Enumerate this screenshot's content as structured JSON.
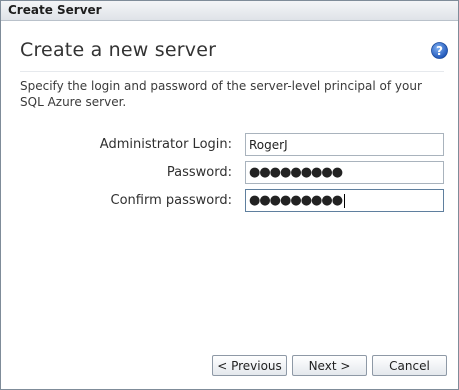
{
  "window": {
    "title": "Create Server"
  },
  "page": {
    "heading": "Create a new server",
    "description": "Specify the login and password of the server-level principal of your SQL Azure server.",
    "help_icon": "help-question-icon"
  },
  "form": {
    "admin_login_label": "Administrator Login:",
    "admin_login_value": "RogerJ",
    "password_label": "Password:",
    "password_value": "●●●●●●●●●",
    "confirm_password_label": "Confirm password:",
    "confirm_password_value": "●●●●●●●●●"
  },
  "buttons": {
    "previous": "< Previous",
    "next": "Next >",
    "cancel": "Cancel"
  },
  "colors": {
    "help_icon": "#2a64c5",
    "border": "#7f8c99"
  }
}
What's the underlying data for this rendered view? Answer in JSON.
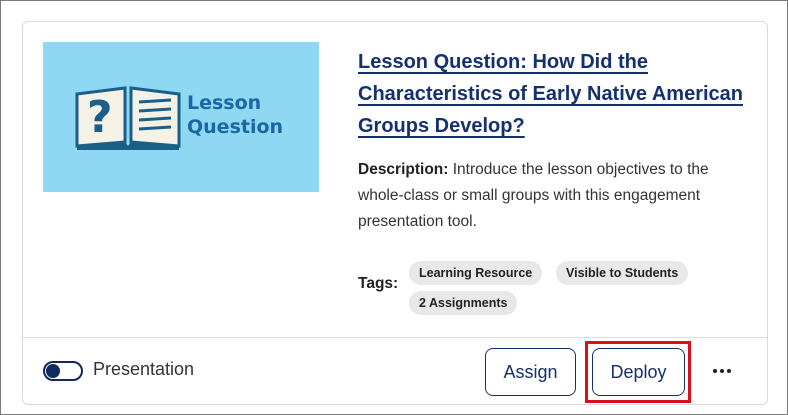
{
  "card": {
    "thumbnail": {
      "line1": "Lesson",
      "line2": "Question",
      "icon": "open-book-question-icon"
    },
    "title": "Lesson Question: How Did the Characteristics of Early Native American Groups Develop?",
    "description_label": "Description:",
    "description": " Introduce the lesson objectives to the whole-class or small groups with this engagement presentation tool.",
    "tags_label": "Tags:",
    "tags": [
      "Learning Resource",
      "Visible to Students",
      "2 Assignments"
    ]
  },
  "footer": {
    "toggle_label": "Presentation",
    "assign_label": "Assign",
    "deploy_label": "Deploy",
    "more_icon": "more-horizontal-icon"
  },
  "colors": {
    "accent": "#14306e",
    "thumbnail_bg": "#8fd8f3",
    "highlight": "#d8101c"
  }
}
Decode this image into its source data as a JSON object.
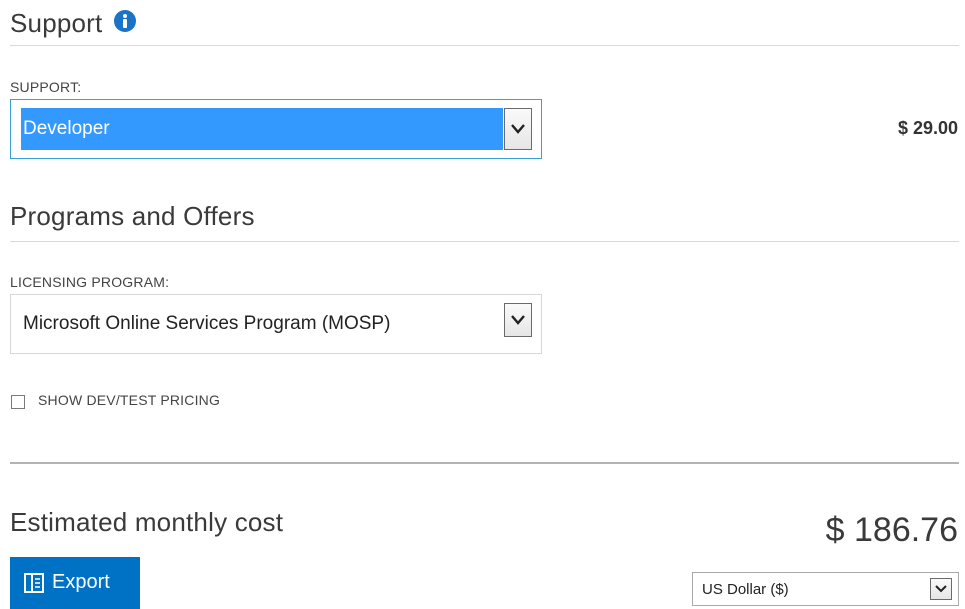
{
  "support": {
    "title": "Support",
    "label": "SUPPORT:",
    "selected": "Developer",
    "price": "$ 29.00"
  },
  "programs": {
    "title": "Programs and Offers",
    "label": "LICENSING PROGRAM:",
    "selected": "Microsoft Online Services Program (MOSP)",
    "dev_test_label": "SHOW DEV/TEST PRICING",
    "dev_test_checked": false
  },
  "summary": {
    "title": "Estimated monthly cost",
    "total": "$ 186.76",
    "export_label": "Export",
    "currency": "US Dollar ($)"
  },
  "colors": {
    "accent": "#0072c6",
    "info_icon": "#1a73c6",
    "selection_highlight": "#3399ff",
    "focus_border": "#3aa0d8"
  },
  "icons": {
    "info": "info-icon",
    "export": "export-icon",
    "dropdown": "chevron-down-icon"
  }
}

Directions for this task
Check each line of the records above for "data", and copy those that have it.

Answer to the task
What's the underlying data for this rendered view? Answer in JSON.
Decode this image into its source data as a JSON object.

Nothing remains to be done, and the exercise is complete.